**Task goal:** State how many lines contain "Insert", and write nothing except that count.

>> start

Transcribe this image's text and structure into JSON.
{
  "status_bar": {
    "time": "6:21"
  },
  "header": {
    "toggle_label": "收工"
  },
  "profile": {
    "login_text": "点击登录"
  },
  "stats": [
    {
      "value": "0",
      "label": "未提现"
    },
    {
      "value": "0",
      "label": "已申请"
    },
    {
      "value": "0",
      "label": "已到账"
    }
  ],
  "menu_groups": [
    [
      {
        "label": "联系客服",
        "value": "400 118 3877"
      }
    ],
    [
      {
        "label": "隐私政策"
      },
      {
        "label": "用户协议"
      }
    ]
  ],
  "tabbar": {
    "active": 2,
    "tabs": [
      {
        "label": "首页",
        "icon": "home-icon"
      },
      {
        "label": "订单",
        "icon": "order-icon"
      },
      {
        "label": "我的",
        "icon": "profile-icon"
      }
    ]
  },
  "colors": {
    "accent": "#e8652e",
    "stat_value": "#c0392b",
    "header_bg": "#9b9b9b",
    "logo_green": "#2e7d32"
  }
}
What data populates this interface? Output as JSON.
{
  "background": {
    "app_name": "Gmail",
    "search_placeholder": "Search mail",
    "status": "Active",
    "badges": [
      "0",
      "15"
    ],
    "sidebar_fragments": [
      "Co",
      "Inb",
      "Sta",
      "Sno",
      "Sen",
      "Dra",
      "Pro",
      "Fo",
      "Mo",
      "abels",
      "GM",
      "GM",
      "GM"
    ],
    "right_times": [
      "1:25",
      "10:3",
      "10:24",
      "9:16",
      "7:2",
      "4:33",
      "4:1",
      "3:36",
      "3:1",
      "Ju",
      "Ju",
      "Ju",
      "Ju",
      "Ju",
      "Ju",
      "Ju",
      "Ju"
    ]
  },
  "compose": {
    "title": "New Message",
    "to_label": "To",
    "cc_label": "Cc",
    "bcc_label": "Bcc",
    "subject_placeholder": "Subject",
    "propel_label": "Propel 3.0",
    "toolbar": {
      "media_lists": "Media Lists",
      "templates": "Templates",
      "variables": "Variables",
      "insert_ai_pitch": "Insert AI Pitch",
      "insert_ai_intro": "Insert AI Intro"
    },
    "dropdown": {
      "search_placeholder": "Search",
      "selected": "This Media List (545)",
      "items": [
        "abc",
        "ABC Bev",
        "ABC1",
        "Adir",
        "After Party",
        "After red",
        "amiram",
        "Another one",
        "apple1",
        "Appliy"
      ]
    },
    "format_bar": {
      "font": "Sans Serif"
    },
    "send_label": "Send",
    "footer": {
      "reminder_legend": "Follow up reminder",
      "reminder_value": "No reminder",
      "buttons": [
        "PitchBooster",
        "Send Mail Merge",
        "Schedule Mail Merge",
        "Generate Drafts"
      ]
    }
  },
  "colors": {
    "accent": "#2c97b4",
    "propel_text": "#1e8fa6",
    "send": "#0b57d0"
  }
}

>> end

**Task output:** 2